| Extracted entries |
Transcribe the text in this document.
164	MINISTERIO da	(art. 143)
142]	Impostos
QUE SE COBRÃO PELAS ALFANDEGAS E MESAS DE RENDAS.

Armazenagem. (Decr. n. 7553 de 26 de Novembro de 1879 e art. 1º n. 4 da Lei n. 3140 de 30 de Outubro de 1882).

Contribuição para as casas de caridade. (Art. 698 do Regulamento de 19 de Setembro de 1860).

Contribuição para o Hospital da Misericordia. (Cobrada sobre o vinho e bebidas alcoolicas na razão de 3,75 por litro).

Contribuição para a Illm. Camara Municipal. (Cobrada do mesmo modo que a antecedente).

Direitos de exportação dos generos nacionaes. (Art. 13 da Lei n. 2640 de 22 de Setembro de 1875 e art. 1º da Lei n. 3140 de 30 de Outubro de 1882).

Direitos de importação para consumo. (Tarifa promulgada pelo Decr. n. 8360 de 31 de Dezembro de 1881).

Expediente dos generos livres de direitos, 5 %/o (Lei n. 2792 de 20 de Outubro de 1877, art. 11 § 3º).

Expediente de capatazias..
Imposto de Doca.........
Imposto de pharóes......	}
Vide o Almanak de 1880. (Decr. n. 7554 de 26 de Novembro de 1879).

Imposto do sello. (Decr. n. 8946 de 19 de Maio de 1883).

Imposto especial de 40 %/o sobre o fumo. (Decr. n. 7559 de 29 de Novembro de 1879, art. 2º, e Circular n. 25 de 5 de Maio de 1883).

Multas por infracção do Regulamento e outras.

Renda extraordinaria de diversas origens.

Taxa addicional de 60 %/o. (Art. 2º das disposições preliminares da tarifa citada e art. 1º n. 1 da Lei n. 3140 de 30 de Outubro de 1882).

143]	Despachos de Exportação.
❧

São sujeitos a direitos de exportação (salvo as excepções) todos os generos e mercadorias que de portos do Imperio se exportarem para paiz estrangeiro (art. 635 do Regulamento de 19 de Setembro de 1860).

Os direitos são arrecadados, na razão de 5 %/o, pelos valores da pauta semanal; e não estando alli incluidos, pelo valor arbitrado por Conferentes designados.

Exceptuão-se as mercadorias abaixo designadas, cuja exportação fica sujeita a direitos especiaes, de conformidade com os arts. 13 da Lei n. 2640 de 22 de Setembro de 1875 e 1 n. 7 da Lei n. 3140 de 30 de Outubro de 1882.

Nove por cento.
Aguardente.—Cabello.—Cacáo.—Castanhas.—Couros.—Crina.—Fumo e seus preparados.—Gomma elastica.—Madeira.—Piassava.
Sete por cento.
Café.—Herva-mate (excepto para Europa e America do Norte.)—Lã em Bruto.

| Brief |
Extract all lines as given.

| Written answer |
Transcribe the text in this document.
164	MINISTERIO da	(art. 143)
142]	Impostos
QUE SE COBRÃO PELAS ALFANDEGAS E MESAS DE RENDAS.

Armazenagem. (Decr. n. 7553 de 26 de Novembro de 1879 e art. 1º n. 4 da Lei n. 3140 de 30 de Outubro de 1882).

Contribuição para as casas de caridade. (Art. 698 do Regulamento de 19 de Setembro de 1860).

Contribuição para o Hospital da Misericordia. (Cobrada sobre o vinho e bebidas alcoolicas na razão de 3,75 por litro).

Contribuição para a Illm. Camara Municipal. (Cobrada do mesmo modo que a antecedente).

Direitos de exportação dos generos nacionaes. (Art. 13 da Lei n. 2640 de 22 de Setembro de 1875 e art. 1º da Lei n. 3140 de 30 de Outubro de 1882).

Direitos de importação para consumo. (Tarifa promulgada pelo Decr. n. 8360 de 31 de Dezembro de 1881).

Expediente dos generos livres de direitos, 5 %/o (Lei n. 2792 de 20 de Outubro de 1877, art. 11 § 3º).

Expediente de capatazias..
Imposto de Doca.........
Imposto de pharóes......	}
Vide o Almanak de 1880. (Decr. n. 7554 de 26 de Novembro de 1879).

Imposto do sello. (Decr. n. 8946 de 19 de Maio de 1883).

Imposto especial de 40 %/o sobre o fumo. (Decr. n. 7559 de 29 de Novembro de 1879, art. 2º, e Circular n. 25 de 5 de Maio de 1883).

Multas por infracção do Regulamento e outras.

Renda extraordinaria de diversas origens.

Taxa addicional de 60 %/o. (Art. 2º das disposições preliminares da tarifa citada e art. 1º n. 1 da Lei n. 3140 de 30 de Outubro de 1882).

143]	Despachos de Exportação.
❧

São sujeitos a direitos de exportação (salvo as excepções) todos os generos e mercadorias que de portos do Imperio se exportarem para paiz estrangeiro (art. 635 do Regulamento de 19 de Setembro de 1860).

Os direitos são arrecadados, na razão de 5 %/o, pelos valores da pauta semanal; e não estando alli incluidos, pelo valor arbitrado por Conferentes designados.

Exceptuão-se as mercadorias abaixo designadas, cuja exportação fica sujeita a direitos especiaes, de conformidade com os arts. 13 da Lei n. 2640 de 22 de Setembro de 1875 e 1 n. 7 da Lei n. 3140 de 30 de Outubro de 1882.

Nove por cento.
Aguardente.—Cabello.—Cacáo.—Castanhas.—Couros.—Crina.—Fumo e seus preparados.—Gomma elastica.—Madeira.—Piassava.
Sete por cento.
Café.—Herva-mate (excepto para Europa e America do Norte.)—Lã em Bruto.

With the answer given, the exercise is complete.